**JOB:** Your answer should be one number: how many lines of the records hold the string "period".

═════ RECORD EXTRACTS

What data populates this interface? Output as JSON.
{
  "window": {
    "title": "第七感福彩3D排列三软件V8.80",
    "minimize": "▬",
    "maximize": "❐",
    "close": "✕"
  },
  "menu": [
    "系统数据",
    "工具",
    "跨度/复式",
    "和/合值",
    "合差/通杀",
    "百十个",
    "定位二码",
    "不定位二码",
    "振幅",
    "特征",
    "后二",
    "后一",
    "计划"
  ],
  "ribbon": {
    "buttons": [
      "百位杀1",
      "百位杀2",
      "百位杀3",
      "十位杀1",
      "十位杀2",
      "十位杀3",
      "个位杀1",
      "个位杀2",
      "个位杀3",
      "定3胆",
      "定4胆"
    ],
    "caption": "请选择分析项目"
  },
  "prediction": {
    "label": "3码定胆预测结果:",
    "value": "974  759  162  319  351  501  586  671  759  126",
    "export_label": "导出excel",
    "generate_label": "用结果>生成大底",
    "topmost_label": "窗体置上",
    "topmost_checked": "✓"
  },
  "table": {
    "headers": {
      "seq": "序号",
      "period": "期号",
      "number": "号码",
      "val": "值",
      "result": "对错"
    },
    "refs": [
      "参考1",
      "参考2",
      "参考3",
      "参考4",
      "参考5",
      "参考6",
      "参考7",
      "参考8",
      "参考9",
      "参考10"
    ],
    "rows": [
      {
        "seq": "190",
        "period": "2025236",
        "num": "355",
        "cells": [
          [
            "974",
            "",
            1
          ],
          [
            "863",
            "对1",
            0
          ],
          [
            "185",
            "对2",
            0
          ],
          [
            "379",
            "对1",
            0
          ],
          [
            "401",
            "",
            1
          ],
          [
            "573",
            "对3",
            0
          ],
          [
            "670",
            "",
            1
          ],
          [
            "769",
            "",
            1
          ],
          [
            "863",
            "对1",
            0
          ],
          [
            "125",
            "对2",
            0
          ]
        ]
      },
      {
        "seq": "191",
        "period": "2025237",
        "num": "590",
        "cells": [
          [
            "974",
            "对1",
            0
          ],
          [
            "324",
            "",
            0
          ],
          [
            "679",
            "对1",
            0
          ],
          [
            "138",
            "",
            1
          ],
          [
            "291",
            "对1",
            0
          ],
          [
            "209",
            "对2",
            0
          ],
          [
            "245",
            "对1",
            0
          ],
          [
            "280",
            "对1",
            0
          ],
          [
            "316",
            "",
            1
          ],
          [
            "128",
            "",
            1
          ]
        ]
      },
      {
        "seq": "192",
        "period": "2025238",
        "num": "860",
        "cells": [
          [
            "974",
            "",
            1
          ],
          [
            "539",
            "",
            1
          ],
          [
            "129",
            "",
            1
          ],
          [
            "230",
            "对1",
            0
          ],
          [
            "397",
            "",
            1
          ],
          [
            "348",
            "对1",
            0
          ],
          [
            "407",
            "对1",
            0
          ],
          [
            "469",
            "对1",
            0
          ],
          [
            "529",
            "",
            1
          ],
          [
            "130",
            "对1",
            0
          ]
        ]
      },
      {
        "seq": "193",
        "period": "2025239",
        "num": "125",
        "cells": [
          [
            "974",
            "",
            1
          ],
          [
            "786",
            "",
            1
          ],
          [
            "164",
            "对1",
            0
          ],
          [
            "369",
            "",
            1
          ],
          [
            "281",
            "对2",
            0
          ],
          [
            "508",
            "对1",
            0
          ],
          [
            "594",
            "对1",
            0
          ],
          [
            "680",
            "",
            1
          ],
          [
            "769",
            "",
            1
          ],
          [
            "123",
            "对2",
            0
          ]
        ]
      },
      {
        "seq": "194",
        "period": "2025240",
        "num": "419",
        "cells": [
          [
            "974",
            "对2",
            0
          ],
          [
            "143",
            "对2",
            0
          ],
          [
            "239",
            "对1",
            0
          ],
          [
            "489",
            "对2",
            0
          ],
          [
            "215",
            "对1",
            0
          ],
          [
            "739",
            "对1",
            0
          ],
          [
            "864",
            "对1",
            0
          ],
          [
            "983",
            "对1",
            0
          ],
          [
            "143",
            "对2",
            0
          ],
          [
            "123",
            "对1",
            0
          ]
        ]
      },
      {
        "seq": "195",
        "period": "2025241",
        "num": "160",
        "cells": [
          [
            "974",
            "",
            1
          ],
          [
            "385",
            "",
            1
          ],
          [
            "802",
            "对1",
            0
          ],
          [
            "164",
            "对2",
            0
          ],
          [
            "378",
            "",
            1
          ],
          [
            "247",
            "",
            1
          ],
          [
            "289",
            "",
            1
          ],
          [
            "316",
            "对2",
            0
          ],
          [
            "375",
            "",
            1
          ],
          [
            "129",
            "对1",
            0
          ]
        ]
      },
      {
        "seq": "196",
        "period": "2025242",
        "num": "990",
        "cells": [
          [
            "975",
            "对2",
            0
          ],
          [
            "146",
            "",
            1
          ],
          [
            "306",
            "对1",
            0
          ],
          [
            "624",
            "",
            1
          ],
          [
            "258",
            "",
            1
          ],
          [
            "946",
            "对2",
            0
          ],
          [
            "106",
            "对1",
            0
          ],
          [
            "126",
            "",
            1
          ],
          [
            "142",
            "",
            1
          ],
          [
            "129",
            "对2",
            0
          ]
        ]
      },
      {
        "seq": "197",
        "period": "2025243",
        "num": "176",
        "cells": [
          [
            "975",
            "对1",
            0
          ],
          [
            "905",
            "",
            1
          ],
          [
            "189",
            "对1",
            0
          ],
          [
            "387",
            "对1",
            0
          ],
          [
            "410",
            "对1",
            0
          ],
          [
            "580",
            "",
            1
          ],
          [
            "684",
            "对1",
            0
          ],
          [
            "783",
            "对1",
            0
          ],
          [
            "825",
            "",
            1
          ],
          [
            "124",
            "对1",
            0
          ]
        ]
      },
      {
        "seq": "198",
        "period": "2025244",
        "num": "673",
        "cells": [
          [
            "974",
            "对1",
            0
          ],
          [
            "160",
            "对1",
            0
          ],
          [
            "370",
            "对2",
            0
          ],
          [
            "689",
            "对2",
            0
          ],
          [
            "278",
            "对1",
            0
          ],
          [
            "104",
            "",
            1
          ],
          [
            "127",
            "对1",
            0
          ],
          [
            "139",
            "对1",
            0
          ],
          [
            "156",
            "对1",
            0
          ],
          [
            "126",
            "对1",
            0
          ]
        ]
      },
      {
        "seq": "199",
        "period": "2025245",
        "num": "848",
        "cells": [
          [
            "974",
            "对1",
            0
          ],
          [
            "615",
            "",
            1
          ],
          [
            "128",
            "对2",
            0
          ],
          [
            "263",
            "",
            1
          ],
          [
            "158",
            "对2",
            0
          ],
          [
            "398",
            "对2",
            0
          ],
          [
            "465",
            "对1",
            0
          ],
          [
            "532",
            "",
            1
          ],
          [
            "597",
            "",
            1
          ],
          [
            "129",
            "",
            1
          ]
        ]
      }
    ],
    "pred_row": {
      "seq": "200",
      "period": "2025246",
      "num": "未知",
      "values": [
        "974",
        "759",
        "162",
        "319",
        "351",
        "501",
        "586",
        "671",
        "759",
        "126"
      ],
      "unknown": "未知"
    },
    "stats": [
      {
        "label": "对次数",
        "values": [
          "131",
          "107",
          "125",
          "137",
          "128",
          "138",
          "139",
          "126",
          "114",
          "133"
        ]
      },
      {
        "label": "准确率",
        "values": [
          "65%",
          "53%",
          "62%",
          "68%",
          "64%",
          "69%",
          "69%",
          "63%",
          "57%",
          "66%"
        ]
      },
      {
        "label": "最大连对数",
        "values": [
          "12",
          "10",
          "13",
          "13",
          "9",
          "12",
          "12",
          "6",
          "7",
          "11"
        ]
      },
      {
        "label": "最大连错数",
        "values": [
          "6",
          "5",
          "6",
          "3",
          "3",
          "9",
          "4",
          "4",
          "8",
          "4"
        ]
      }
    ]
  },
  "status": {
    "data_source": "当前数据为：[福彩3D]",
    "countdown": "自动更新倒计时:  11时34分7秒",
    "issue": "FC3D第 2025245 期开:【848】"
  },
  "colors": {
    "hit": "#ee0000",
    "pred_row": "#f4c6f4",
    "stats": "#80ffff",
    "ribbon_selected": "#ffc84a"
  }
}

══════════

**CORRECT OUTPUT:** 12